Write out each line that follows exactly as it stands, without the pictures.
[Start Record extracts]
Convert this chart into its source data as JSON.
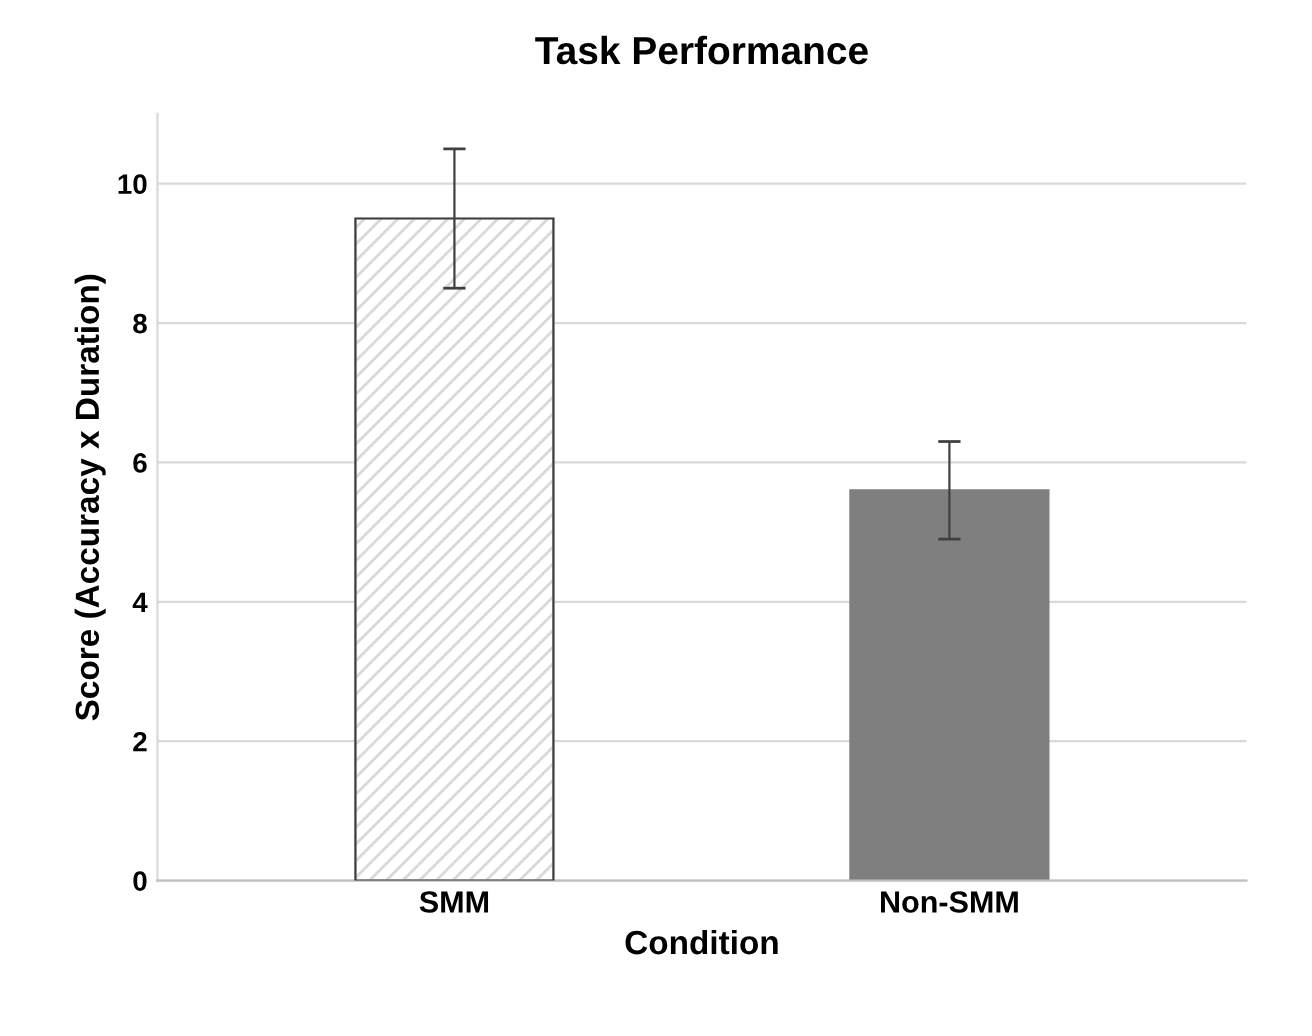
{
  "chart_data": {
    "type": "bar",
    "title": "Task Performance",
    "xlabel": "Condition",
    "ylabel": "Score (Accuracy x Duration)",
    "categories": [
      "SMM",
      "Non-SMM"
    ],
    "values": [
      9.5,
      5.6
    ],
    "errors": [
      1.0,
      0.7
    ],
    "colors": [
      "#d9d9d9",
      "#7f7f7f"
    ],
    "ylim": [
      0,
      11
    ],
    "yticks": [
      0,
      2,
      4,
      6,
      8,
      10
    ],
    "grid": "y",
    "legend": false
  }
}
[End Record extracts]
Exercise result
Convert this chart into its source data as JSON.
{
  "chart_data": {
    "type": "bar",
    "title": "Task Performance",
    "xlabel": "Condition",
    "ylabel": "Score (Accuracy x Duration)",
    "categories": [
      "SMM",
      "Non-SMM"
    ],
    "values": [
      9.5,
      5.6
    ],
    "errors": [
      1.0,
      0.7
    ],
    "colors": [
      "#d9d9d9",
      "#7f7f7f"
    ],
    "ylim": [
      0,
      11
    ],
    "yticks": [
      0,
      2,
      4,
      6,
      8,
      10
    ],
    "grid": "y",
    "legend": false
  }
}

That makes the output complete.